#### Petunjuk Kerja
Dalam teks tentang kisah Nabi Musa di bawah, sebutkan semua hal yang boleh jadi terjadi jika perjalanan keduanya mengikuti pilihan Nabi Musa yang condong pada al-mulk.

#### Teks yang Diberikan
Singkat cerita, jika perjalanan keduanya mengikuti pilihan Nabi Musa yang lebih condong pada al-mulk, boleh jadi akan terjadi perampasan kapal yang ditumpanginya, dosa besar seorang anak berikut sakit hati kedua orang tuanya, dan perampokan harta anak yatim oleh mereka yang bakhil dan rakus. Namun tiga hal itu tidak terjadi karena saat itu yang jadi pilihan adalah jalur al-malakut. Dari kisah ini bisa ditarik garis kesimpulan bahwa, jawaban ahli dzikir melampaui ahli ilmu. Ini tidak berarti bahwa Nabi Musa bukan ahli dzikir. Beliau seorang nabi rasul yang kedudukannya tentu melebihi hamba pilihan Allah tadi. Namun karena saat itu, Nabi Musa lebih berpegang pada sisi al-mulk saja.

(Butir tersimpan dari sebuah koleksi)
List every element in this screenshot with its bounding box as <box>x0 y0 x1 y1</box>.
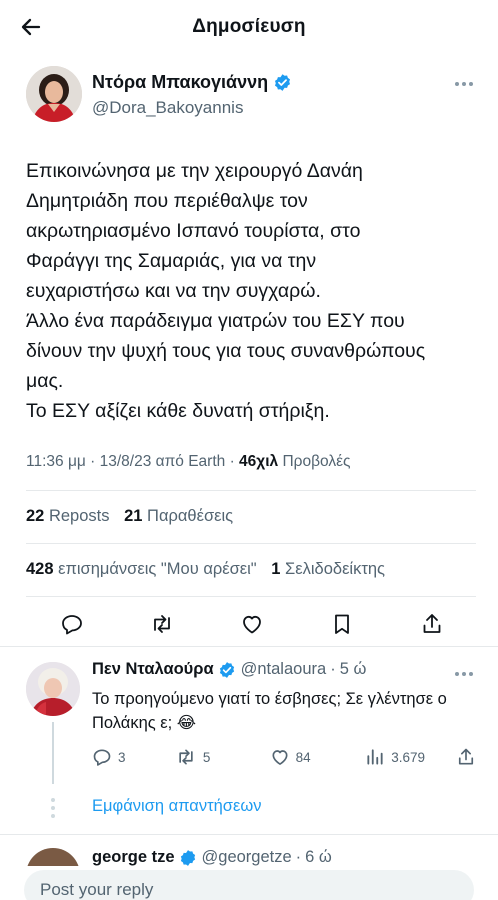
reply-author-handle[interactable]: @georgetze <box>202 848 292 866</box>
like-stats: 428 επισημάνσεις "Μου αρέσει" 1 Σελιδοδε… <box>26 560 385 579</box>
reposts-count: 22 <box>26 507 45 525</box>
post-text-line: Επικοινώνησα με την χειρουργό Δανάη <box>26 160 363 182</box>
thread-dot <box>51 814 55 818</box>
bookmark-icon[interactable] <box>328 610 356 638</box>
reply-repost-count: 5 <box>202 749 211 765</box>
post-metadata: 11:36 μμ · 13/8/23 από Earth · 46χιλ Προ… <box>26 453 351 470</box>
top-bar: Δημοσίευση <box>0 0 498 54</box>
reply-views-count: 3.679 <box>391 749 426 765</box>
thread-dot <box>51 798 55 802</box>
post-text: Επικοινώνησα με την χειρουργό Δανάη Δημη… <box>26 156 476 426</box>
reply-author-name[interactable]: george tze <box>92 848 175 866</box>
reposts-link[interactable]: 22 Reposts <box>26 507 109 525</box>
post-text-line: δίνουν την ψυχή τους για τους συνανθρώπο… <box>26 340 426 362</box>
reply-repost-button[interactable]: 5 <box>175 747 270 767</box>
reply-author-handle[interactable]: @ntalaoura <box>241 660 327 679</box>
author-handle[interactable]: @Dora_Bakoyannis <box>92 98 243 118</box>
views-label: Προβολές <box>282 453 351 470</box>
share-icon[interactable] <box>418 610 446 638</box>
back-arrow-icon[interactable] <box>16 12 46 42</box>
more-options-icon[interactable] <box>452 74 476 94</box>
post-source: από Earth <box>155 453 226 470</box>
reply-share-button[interactable] <box>456 747 476 767</box>
bookmarks-link[interactable]: 1 Σελιδοδείκτης <box>271 560 385 578</box>
reply-time: 6 ώ <box>305 848 332 866</box>
post-text-line: ακρωτηριασμένο Ισπανό τουρίστα, στο <box>26 220 361 242</box>
reply-author-name[interactable]: Πεν Νταλαούρα <box>92 660 214 679</box>
quotes-link[interactable]: 21 Παραθέσεις <box>124 507 233 525</box>
divider <box>26 596 476 597</box>
repost-stats: 22 Reposts 21 Παραθέσεις <box>26 507 233 526</box>
post-date[interactable]: 13/8/23 <box>100 453 152 470</box>
share-icon <box>458 748 474 765</box>
reply-reply-button[interactable]: 3 <box>92 747 175 767</box>
more-options-icon[interactable] <box>452 664 476 684</box>
reply-text: Το προηγούμενο γιατί το έσβησες; Σε γλέν… <box>92 690 447 732</box>
thread-dot <box>51 806 55 810</box>
author-avatar[interactable] <box>26 66 82 122</box>
reply-action-bar: 3 5 84 3.679 <box>92 745 476 769</box>
post-time[interactable]: 11:36 μμ <box>26 453 86 470</box>
verified-badge-icon <box>219 661 234 678</box>
divider <box>26 543 476 544</box>
reply-like-button[interactable]: 84 <box>270 747 366 767</box>
likes-link[interactable]: 428 επισημάνσεις "Μου αρέσει" <box>26 560 257 578</box>
reply-icon[interactable] <box>58 610 86 638</box>
reply-reply-count: 3 <box>118 749 126 765</box>
verified-badge-icon <box>275 74 291 91</box>
reply-time: 5 ώ <box>339 660 367 678</box>
post-text-line: Δημητριάδη που περιέθαλψε τον <box>26 190 308 212</box>
likes-count: 428 <box>26 560 54 578</box>
reply-input[interactable] <box>24 870 474 900</box>
like-icon[interactable] <box>238 610 266 638</box>
page-title: Δημοσίευση <box>192 16 306 37</box>
quotes-label: Παραθέσεις <box>147 507 234 525</box>
reply-composer <box>0 866 498 900</box>
bookmarks-label: Σελιδοδείκτης <box>285 560 385 578</box>
divider <box>0 834 498 835</box>
reply-avatar[interactable] <box>26 848 80 866</box>
thread-line <box>52 722 54 784</box>
views-icon <box>367 749 383 765</box>
divider <box>26 490 476 491</box>
reply-like-count: 84 <box>295 749 311 765</box>
post-action-bar <box>26 604 476 644</box>
post-text-line: Το ΕΣΥ αξίζει κάθε δυνατή στήριξη. <box>26 400 330 422</box>
repost-icon[interactable] <box>148 610 176 638</box>
divider <box>0 646 498 647</box>
post-text-line: ευχαριστήσω και να την συγχαρώ. <box>26 280 321 302</box>
repost-icon <box>179 749 193 765</box>
post-text-line: Φαράγγι της Σαμαριάς, για να την <box>26 250 317 272</box>
bookmarks-count: 1 <box>271 560 281 578</box>
verified-badge-icon <box>180 849 195 866</box>
reply-item[interactable]: george tze @georgetze · 6 ώ <box>26 846 476 866</box>
show-replies-link[interactable]: Εμφάνιση απαντήσεων <box>92 797 261 816</box>
reply-views-button[interactable]: 3.679 <box>365 747 456 767</box>
reply-avatar[interactable] <box>26 662 80 716</box>
post-text-line: Άλλο ένα παράδειγμα γιατρών του ΕΣΥ που <box>26 310 405 332</box>
quotes-count: 21 <box>124 507 143 525</box>
reposts-label: Reposts <box>48 507 110 525</box>
views-count: 46χιλ <box>239 453 279 470</box>
post-author: Ντόρα Μπακογιάννη @Dora_Bakoyannis <box>26 66 476 126</box>
reply-icon <box>93 749 111 766</box>
like-icon <box>272 750 288 765</box>
likes-label: επισημάνσεις "Μου αρέσει" <box>58 560 257 578</box>
post-text-line: μας. <box>26 370 64 392</box>
author-name[interactable]: Ντόρα Μπακογιάννη <box>92 72 268 93</box>
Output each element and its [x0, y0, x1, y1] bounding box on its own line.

#### Jawaban di Bawah
- Perampasan kapal yang ditumpangi keduanya
- Dosa besar seorang anak berikut sakit hati kedua orang tuanya
- Perampokan harta anak yatim oleh mereka yang bakhil dan rakus